* Problem to solve: Copy out each line of the data holding "JSON".

───── Given data ─────

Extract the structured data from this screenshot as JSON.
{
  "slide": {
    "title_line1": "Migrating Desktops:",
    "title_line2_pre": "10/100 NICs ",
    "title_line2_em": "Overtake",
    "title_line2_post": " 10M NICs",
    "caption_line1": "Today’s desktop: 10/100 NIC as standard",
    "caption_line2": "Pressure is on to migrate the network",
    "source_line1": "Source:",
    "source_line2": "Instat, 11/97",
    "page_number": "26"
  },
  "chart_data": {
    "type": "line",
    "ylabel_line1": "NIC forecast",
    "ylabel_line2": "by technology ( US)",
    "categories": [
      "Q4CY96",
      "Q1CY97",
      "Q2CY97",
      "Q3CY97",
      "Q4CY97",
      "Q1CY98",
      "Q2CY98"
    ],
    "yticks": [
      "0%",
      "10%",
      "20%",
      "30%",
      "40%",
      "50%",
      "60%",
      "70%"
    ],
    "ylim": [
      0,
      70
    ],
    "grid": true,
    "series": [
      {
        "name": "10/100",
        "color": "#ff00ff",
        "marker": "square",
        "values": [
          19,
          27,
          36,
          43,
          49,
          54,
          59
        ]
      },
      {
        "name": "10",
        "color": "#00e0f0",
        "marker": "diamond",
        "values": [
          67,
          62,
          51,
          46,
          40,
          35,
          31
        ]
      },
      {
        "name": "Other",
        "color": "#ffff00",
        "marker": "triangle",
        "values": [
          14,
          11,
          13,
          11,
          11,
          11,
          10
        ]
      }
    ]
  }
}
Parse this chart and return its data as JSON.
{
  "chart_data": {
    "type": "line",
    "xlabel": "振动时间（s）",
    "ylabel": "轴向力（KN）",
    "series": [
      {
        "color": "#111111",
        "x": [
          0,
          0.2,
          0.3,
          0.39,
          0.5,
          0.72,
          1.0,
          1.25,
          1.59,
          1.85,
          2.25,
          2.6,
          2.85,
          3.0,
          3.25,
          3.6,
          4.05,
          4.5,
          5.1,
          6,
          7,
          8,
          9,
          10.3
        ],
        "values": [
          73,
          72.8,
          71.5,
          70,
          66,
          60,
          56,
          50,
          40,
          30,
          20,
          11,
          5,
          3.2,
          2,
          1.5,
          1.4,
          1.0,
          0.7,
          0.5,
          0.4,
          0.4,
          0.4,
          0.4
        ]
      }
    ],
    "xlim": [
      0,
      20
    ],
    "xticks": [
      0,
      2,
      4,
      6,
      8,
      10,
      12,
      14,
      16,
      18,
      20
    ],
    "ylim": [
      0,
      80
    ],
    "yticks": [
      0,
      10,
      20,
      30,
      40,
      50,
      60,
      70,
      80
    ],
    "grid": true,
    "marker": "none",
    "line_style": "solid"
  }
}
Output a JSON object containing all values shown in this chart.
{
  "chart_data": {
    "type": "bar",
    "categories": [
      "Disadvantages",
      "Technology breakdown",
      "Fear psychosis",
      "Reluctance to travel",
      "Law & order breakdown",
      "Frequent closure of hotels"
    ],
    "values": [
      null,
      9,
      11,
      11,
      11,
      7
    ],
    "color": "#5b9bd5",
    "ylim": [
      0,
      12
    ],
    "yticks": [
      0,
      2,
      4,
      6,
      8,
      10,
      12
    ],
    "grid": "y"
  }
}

─────

* Written answer:
Extract the structured data from this screenshot as JSON.
Parse this chart and return its data as JSON.
Output a JSON object containing all values shown in this chart.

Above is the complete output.